* [RECORD LIST]:
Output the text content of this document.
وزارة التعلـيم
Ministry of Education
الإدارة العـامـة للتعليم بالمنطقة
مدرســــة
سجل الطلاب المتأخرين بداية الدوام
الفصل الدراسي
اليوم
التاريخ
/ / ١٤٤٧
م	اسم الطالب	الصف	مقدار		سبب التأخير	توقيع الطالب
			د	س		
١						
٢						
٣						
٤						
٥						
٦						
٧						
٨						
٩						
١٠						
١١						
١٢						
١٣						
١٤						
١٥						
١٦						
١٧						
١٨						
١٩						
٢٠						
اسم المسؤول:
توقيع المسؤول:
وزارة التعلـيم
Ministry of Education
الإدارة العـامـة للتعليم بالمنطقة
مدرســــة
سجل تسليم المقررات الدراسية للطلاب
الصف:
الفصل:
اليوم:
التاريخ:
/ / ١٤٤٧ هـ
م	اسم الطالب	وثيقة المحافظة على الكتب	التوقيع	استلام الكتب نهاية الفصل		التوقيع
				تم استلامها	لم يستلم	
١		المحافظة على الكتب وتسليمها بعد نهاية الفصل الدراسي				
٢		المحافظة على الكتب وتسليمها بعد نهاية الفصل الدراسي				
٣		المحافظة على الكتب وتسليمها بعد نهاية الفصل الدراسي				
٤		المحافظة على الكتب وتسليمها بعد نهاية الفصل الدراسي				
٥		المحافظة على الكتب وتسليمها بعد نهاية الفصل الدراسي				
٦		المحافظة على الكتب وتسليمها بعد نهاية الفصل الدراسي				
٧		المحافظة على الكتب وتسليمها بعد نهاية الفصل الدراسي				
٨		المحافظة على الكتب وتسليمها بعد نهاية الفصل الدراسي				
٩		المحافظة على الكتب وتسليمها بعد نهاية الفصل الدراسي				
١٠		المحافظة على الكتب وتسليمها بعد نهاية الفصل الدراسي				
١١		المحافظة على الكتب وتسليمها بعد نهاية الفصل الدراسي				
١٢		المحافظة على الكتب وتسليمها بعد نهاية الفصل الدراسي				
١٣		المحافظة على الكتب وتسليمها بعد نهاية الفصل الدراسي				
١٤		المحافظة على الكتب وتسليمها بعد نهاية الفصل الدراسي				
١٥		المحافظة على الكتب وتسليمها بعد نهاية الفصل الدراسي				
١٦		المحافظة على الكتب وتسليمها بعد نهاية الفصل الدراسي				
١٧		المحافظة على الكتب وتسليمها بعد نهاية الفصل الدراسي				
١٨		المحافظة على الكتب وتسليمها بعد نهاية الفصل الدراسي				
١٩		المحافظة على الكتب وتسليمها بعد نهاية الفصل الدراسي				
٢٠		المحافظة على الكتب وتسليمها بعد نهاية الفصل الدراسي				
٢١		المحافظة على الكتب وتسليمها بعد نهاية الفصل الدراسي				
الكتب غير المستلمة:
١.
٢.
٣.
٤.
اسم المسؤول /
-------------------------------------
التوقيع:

* [WORK REQUIRED]: In the records above, find each line that holds the word "الطالب"; copy all such lines.

* [COMPLETE OUTPUT]:
م	اسم الطالب	الصف	مقدار		سبب التأخير	توقيع الطالب
م	اسم الطالب	وثيقة المحافظة على الكتب	التوقيع	استلام الكتب نهاية الفصل		التوقيع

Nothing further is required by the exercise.